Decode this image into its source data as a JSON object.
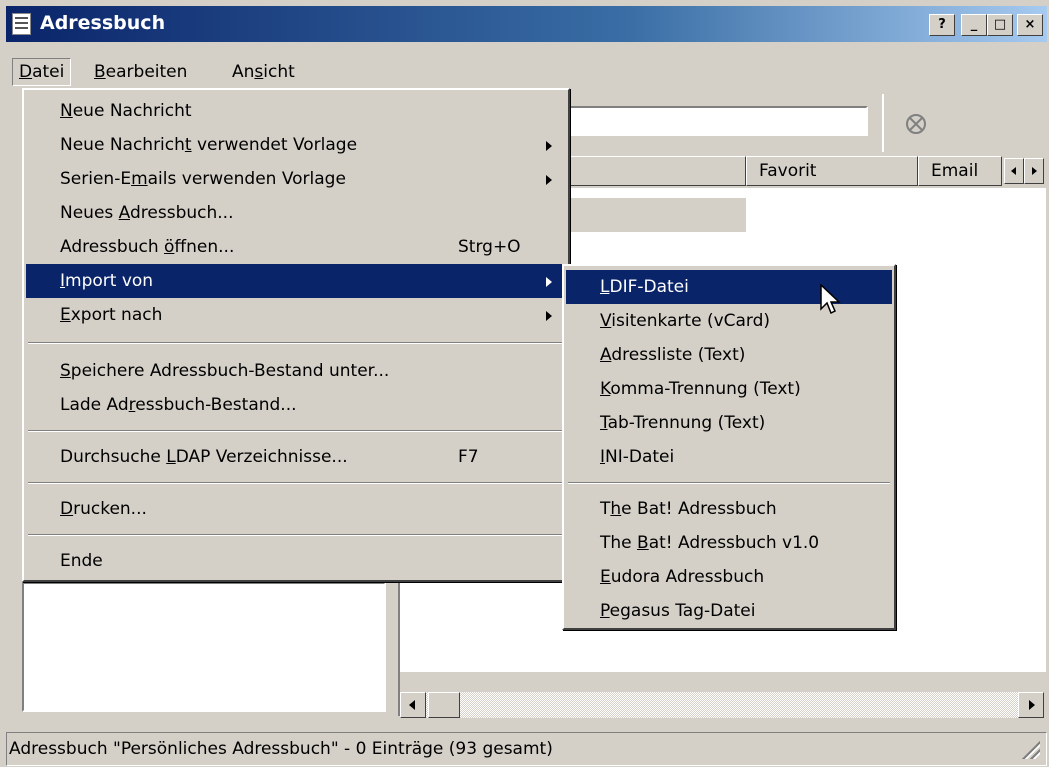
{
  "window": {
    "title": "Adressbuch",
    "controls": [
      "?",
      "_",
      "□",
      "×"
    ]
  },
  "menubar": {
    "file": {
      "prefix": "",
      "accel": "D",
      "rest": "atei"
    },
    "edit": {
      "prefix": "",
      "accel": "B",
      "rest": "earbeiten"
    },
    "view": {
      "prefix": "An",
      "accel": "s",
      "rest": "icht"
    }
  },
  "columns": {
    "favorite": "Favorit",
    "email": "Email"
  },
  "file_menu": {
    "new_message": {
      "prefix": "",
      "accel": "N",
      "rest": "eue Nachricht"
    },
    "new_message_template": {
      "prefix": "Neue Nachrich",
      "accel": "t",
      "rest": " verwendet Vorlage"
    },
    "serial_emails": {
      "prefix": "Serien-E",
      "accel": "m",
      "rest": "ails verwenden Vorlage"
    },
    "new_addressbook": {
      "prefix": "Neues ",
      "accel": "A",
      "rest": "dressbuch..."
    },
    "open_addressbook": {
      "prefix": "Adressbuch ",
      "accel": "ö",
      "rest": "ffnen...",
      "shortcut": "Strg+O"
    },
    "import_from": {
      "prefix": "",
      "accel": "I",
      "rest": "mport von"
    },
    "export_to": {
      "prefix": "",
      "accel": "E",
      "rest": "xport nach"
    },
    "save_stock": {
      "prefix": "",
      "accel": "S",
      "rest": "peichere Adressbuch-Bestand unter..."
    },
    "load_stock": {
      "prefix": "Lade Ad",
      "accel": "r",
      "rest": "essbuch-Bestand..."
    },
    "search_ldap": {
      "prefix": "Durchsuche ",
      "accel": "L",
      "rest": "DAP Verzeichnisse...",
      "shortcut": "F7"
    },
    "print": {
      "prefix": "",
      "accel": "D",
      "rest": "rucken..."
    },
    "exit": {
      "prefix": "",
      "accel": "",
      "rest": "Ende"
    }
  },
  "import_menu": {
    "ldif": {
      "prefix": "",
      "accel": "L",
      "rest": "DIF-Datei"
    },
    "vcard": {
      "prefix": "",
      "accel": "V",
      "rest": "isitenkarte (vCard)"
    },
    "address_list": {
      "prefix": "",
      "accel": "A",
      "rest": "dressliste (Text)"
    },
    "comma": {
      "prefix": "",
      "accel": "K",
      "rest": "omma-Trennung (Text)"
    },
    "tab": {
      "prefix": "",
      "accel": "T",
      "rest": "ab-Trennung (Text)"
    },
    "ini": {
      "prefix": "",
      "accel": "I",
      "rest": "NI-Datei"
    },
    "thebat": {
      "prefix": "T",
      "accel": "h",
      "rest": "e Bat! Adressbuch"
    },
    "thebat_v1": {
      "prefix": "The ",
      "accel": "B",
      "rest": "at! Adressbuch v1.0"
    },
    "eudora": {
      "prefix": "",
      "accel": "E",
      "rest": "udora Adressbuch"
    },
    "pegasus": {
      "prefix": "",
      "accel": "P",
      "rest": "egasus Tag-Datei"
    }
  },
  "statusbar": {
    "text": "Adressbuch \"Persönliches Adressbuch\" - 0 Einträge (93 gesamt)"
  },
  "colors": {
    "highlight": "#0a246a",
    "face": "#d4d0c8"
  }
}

[Task statement]
In the copy, include all records verbatim but no images.

[Task answer]
Decode this image into its source data as a JSON object.
{
  "window": {
    "title": "Adressbuch",
    "controls": [
      "?",
      "_",
      "□",
      "×"
    ]
  },
  "menubar": {
    "file": {
      "prefix": "",
      "accel": "D",
      "rest": "atei"
    },
    "edit": {
      "prefix": "",
      "accel": "B",
      "rest": "earbeiten"
    },
    "view": {
      "prefix": "An",
      "accel": "s",
      "rest": "icht"
    }
  },
  "columns": {
    "favorite": "Favorit",
    "email": "Email"
  },
  "file_menu": {
    "new_message": {
      "prefix": "",
      "accel": "N",
      "rest": "eue Nachricht"
    },
    "new_message_template": {
      "prefix": "Neue Nachrich",
      "accel": "t",
      "rest": " verwendet Vorlage"
    },
    "serial_emails": {
      "prefix": "Serien-E",
      "accel": "m",
      "rest": "ails verwenden Vorlage"
    },
    "new_addressbook": {
      "prefix": "Neues ",
      "accel": "A",
      "rest": "dressbuch..."
    },
    "open_addressbook": {
      "prefix": "Adressbuch ",
      "accel": "ö",
      "rest": "ffnen...",
      "shortcut": "Strg+O"
    },
    "import_from": {
      "prefix": "",
      "accel": "I",
      "rest": "mport von"
    },
    "export_to": {
      "prefix": "",
      "accel": "E",
      "rest": "xport nach"
    },
    "save_stock": {
      "prefix": "",
      "accel": "S",
      "rest": "peichere Adressbuch-Bestand unter..."
    },
    "load_stock": {
      "prefix": "Lade Ad",
      "accel": "r",
      "rest": "essbuch-Bestand..."
    },
    "search_ldap": {
      "prefix": "Durchsuche ",
      "accel": "L",
      "rest": "DAP Verzeichnisse...",
      "shortcut": "F7"
    },
    "print": {
      "prefix": "",
      "accel": "D",
      "rest": "rucken..."
    },
    "exit": {
      "prefix": "",
      "accel": "",
      "rest": "Ende"
    }
  },
  "import_menu": {
    "ldif": {
      "prefix": "",
      "accel": "L",
      "rest": "DIF-Datei"
    },
    "vcard": {
      "prefix": "",
      "accel": "V",
      "rest": "isitenkarte (vCard)"
    },
    "address_list": {
      "prefix": "",
      "accel": "A",
      "rest": "dressliste (Text)"
    },
    "comma": {
      "prefix": "",
      "accel": "K",
      "rest": "omma-Trennung (Text)"
    },
    "tab": {
      "prefix": "",
      "accel": "T",
      "rest": "ab-Trennung (Text)"
    },
    "ini": {
      "prefix": "",
      "accel": "I",
      "rest": "NI-Datei"
    },
    "thebat": {
      "prefix": "T",
      "accel": "h",
      "rest": "e Bat! Adressbuch"
    },
    "thebat_v1": {
      "prefix": "The ",
      "accel": "B",
      "rest": "at! Adressbuch v1.0"
    },
    "eudora": {
      "prefix": "",
      "accel": "E",
      "rest": "udora Adressbuch"
    },
    "pegasus": {
      "prefix": "",
      "accel": "P",
      "rest": "egasus Tag-Datei"
    }
  },
  "statusbar": {
    "text": "Adressbuch \"Persönliches Adressbuch\" - 0 Einträge (93 gesamt)"
  },
  "colors": {
    "highlight": "#0a246a",
    "face": "#d4d0c8"
  }
}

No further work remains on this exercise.